TASK BRIEF: Check each line of the listing, and copy it if it contains the word "this".
## Begin GIVEN INFORMATION
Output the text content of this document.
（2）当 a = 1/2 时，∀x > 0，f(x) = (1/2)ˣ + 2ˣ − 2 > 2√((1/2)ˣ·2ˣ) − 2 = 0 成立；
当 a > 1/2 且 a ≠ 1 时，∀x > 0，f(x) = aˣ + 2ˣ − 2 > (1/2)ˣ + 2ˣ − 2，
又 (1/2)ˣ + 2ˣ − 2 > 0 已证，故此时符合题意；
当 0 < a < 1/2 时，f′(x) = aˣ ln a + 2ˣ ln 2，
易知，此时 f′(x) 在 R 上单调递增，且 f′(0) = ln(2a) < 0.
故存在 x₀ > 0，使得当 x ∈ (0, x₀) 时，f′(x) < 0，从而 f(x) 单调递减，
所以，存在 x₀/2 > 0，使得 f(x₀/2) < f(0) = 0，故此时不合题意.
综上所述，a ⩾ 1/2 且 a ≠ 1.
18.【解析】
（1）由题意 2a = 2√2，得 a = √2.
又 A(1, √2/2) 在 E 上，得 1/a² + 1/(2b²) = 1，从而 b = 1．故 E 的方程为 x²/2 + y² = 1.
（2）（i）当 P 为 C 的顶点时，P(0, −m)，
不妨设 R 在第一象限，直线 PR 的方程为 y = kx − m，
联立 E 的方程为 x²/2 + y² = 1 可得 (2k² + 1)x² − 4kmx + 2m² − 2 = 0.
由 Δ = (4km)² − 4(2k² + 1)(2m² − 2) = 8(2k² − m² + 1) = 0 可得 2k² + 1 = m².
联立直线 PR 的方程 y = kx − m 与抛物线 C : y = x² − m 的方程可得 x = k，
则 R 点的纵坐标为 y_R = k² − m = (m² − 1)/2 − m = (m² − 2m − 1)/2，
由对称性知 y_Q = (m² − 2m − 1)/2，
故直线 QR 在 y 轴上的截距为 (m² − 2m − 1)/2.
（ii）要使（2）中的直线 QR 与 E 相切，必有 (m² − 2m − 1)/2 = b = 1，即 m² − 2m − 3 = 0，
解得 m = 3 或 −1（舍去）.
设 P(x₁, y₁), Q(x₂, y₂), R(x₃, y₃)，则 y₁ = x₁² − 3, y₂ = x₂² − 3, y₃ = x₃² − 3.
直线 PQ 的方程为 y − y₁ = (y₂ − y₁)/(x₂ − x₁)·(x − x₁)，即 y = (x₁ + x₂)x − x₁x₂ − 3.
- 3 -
## End GIVEN INFORMATION
## Begin GIVEN INFORMATION
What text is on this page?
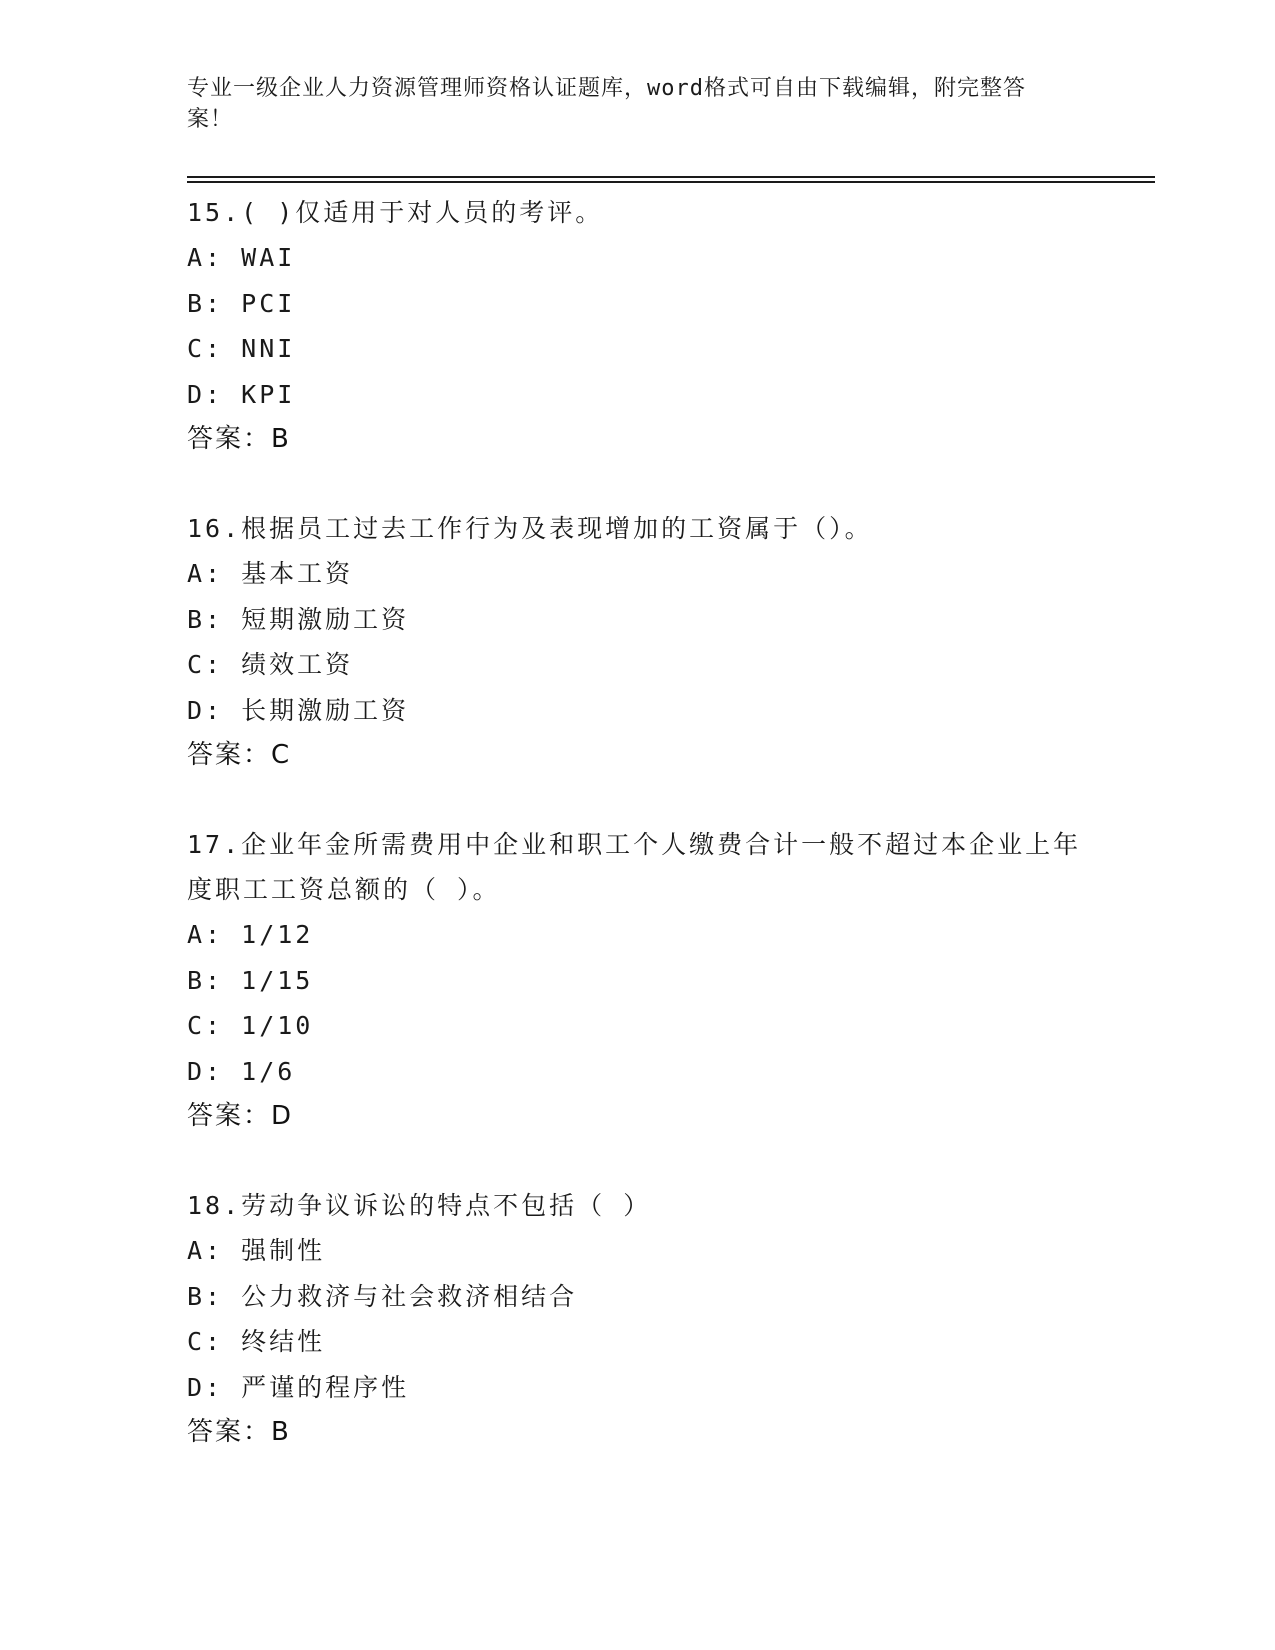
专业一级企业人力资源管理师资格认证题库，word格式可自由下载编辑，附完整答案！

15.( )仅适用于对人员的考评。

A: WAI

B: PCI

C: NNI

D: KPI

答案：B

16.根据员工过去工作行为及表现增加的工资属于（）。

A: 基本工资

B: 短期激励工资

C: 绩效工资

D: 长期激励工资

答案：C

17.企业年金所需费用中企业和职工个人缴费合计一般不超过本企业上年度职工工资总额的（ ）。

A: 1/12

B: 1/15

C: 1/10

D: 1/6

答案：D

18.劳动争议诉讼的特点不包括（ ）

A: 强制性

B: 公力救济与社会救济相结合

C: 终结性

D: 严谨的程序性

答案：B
## End GIVEN INFORMATION
WORKED ANSWER:
Output the text content of this document.
What text is on this page?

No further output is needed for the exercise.